(Excerpts from a figure dataset)
— start —
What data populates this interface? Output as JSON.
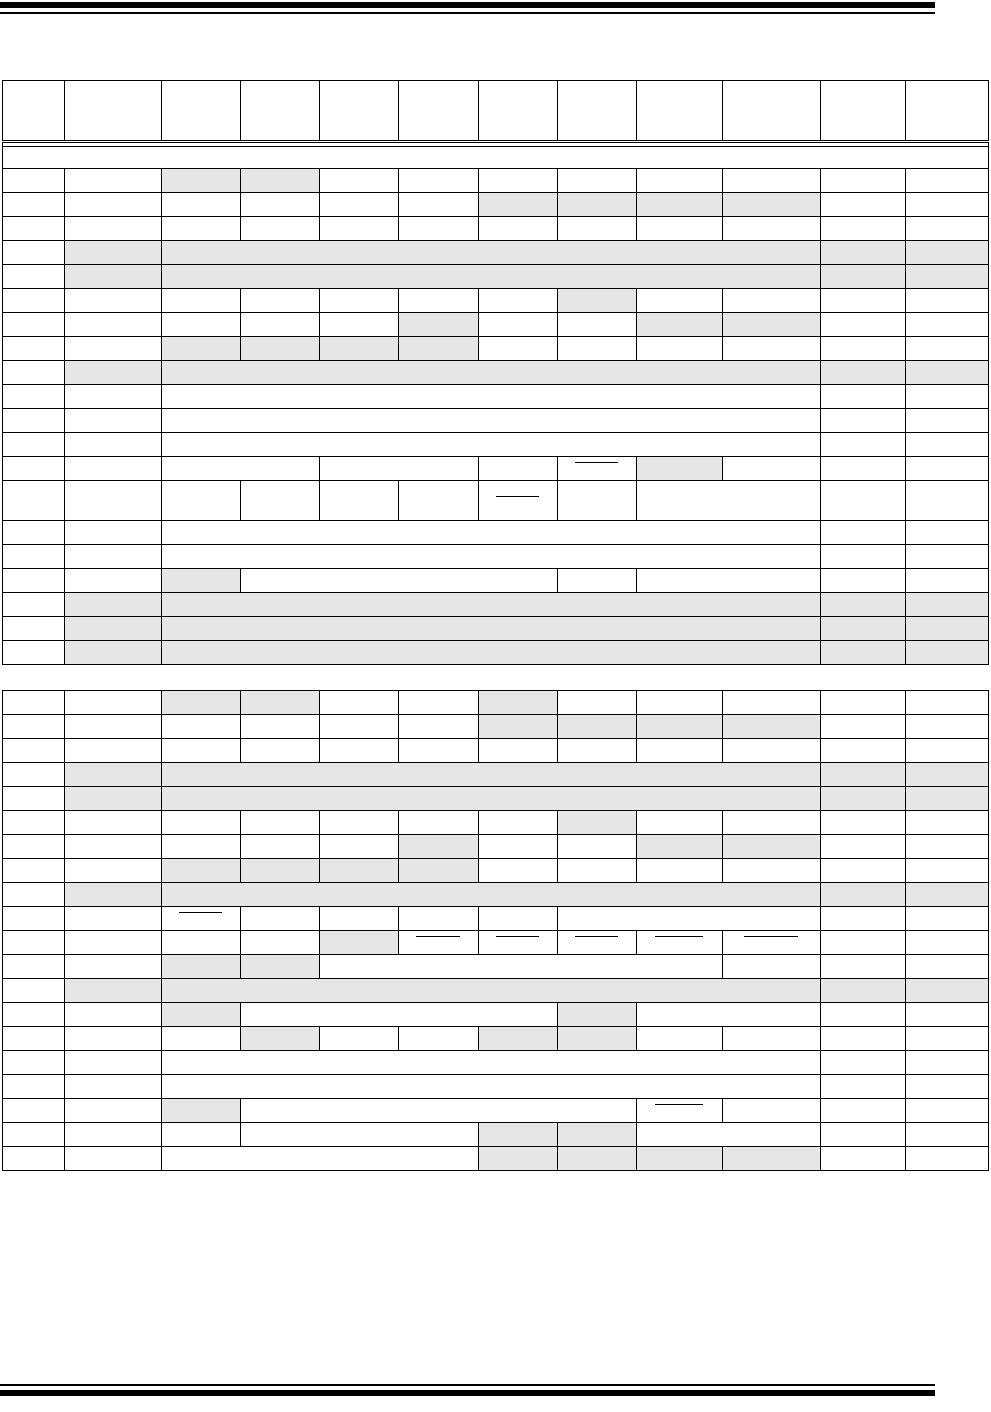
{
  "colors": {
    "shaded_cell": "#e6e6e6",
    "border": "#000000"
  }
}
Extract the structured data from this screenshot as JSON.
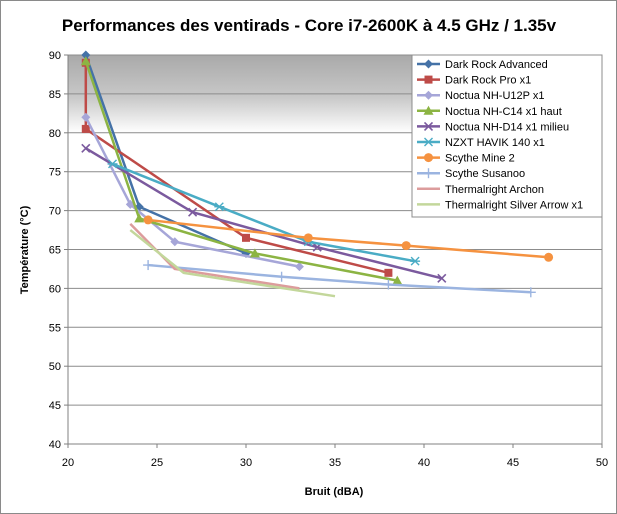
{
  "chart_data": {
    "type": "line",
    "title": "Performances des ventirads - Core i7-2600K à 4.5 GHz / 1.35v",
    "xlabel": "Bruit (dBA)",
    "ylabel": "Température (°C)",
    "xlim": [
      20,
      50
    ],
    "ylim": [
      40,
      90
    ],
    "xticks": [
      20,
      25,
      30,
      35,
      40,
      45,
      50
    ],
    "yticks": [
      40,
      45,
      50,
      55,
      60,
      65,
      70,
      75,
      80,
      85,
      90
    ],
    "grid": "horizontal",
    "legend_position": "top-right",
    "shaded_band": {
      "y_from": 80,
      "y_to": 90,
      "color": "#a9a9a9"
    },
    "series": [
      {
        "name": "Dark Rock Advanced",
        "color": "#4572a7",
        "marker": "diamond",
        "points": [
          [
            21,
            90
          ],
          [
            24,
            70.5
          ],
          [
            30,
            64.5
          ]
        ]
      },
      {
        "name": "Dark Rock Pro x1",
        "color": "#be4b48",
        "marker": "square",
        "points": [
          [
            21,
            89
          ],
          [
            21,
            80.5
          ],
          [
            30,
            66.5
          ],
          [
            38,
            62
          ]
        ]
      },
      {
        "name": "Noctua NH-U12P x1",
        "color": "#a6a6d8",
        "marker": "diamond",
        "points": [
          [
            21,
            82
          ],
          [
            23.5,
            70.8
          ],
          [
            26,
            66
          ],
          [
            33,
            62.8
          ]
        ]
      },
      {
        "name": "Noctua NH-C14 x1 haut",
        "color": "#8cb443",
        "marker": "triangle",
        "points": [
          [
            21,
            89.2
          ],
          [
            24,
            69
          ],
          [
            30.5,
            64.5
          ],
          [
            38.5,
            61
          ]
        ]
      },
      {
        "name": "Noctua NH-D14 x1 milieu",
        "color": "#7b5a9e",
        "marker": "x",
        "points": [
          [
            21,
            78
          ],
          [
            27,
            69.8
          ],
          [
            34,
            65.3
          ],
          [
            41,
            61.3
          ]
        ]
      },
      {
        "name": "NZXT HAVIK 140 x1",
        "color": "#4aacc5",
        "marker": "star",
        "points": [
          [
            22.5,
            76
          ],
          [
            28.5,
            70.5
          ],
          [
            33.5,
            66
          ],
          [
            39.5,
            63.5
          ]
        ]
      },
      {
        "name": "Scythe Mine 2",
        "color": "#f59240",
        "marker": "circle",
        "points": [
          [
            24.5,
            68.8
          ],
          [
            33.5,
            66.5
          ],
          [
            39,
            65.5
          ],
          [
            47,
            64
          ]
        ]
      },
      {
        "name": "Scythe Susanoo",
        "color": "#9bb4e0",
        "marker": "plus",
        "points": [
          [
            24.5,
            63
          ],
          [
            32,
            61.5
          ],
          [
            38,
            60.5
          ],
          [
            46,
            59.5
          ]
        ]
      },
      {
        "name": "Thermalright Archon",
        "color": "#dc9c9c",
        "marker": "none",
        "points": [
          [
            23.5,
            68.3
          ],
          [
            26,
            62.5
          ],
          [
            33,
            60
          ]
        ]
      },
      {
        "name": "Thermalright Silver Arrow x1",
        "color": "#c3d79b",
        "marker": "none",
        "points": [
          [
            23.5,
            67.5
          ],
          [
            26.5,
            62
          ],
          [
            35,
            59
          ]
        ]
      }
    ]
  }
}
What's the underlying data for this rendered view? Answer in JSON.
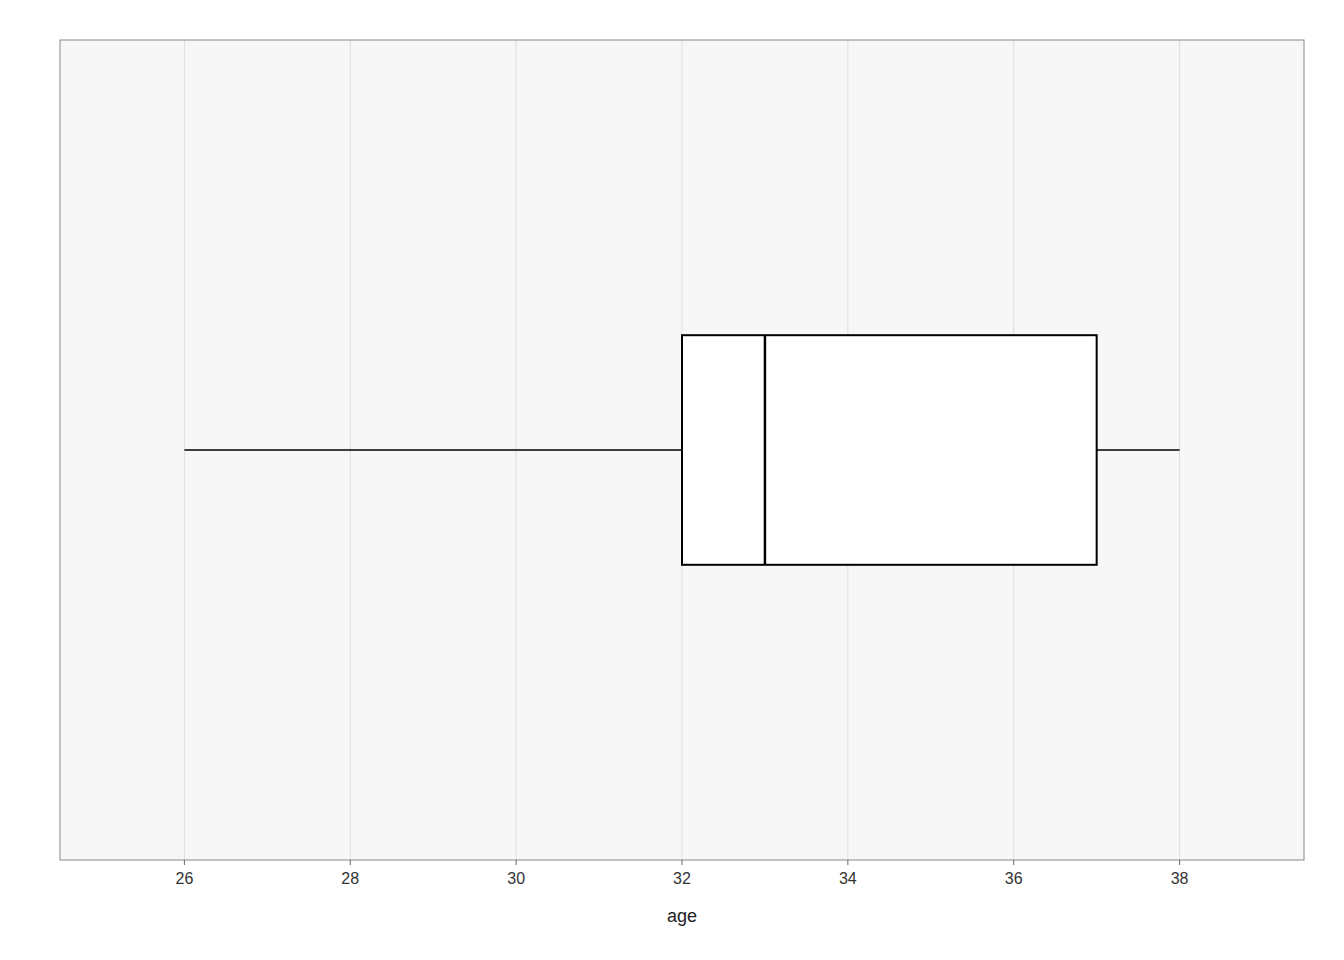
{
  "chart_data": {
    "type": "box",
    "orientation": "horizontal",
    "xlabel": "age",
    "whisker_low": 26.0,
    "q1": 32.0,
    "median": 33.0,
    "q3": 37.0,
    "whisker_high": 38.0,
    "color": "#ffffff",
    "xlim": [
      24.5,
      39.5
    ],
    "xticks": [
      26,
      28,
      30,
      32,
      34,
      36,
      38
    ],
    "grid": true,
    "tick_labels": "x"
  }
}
— end —
- [What the task asks] Leave out the pictures and transcribe everything else exactly.

- [Result]
What data populates this interface? Output as JSON.
{
  "colors": {
    "shaded_cell": "#e6e6e6",
    "border": "#000000"
  }
}
Extract the structured data from this screenshot as JSON.
{
  "chart_data": {
    "type": "line",
    "title": "Performances des ventirads - Core i7-2600K à 4.5 GHz / 1.35v",
    "xlabel": "Bruit (dBA)",
    "ylabel": "Température (°C)",
    "xlim": [
      20,
      50
    ],
    "ylim": [
      40,
      90
    ],
    "xticks": [
      20,
      25,
      30,
      35,
      40,
      45,
      50
    ],
    "yticks": [
      40,
      45,
      50,
      55,
      60,
      65,
      70,
      75,
      80,
      85,
      90
    ],
    "grid": "horizontal",
    "legend_position": "top-right",
    "shaded_band": {
      "y_from": 80,
      "y_to": 90,
      "color": "#a9a9a9"
    },
    "series": [
      {
        "name": "Dark Rock Advanced",
        "color": "#4572a7",
        "marker": "diamond",
        "points": [
          [
            21,
            90
          ],
          [
            24,
            70.5
          ],
          [
            30,
            64.5
          ]
        ]
      },
      {
        "name": "Dark Rock Pro x1",
        "color": "#be4b48",
        "marker": "square",
        "points": [
          [
            21,
            89
          ],
          [
            21,
            80.5
          ],
          [
            30,
            66.5
          ],
          [
            38,
            62
          ]
        ]
      },
      {
        "name": "Noctua NH-U12P x1",
        "color": "#a6a6d8",
        "marker": "diamond",
        "points": [
          [
            21,
            82
          ],
          [
            23.5,
            70.8
          ],
          [
            26,
            66
          ],
          [
            33,
            62.8
          ]
        ]
      },
      {
        "name": "Noctua NH-C14 x1 haut",
        "color": "#8cb443",
        "marker": "triangle",
        "points": [
          [
            21,
            89.2
          ],
          [
            24,
            69
          ],
          [
            30.5,
            64.5
          ],
          [
            38.5,
            61
          ]
        ]
      },
      {
        "name": "Noctua NH-D14 x1 milieu",
        "color": "#7b5a9e",
        "marker": "x",
        "points": [
          [
            21,
            78
          ],
          [
            27,
            69.8
          ],
          [
            34,
            65.3
          ],
          [
            41,
            61.3
          ]
        ]
      },
      {
        "name": "NZXT HAVIK 140 x1",
        "color": "#4aacc5",
        "marker": "star",
        "points": [
          [
            22.5,
            76
          ],
          [
            28.5,
            70.5
          ],
          [
            33.5,
            66
          ],
          [
            39.5,
            63.5
          ]
        ]
      },
      {
        "name": "Scythe Mine 2",
        "color": "#f59240",
        "marker": "circle",
        "points": [
          [
            24.5,
            68.8
          ],
          [
            33.5,
            66.5
          ],
          [
            39,
            65.5
          ],
          [
            47,
            64
          ]
        ]
      },
      {
        "name": "Scythe Susanoo",
        "color": "#9bb4e0",
        "marker": "plus",
        "points": [
          [
            24.5,
            63
          ],
          [
            32,
            61.5
          ],
          [
            38,
            60.5
          ],
          [
            46,
            59.5
          ]
        ]
      },
      {
        "name": "Thermalright Archon",
        "color": "#dc9c9c",
        "marker": "none",
        "points": [
          [
            23.5,
            68.3
          ],
          [
            26,
            62.5
          ],
          [
            33,
            60
          ]
        ]
      },
      {
        "name": "Thermalright Silver Arrow x1",
        "color": "#c3d79b",
        "marker": "none",
        "points": [
          [
            23.5,
            67.5
          ],
          [
            26.5,
            62
          ],
          [
            35,
            59
          ]
        ]
      }
    ]
  }
}
What's the underlying data for this rendered view? Answer in JSON.
{
  "chart_data": {
    "type": "box",
    "orientation": "horizontal",
    "xlabel": "age",
    "whisker_low": 26.0,
    "q1": 32.0,
    "median": 33.0,
    "q3": 37.0,
    "whisker_high": 38.0,
    "color": "#ffffff",
    "xlim": [
      24.5,
      39.5
    ],
    "xticks": [
      26,
      28,
      30,
      32,
      34,
      36,
      38
    ],
    "grid": true,
    "tick_labels": "x"
  }
}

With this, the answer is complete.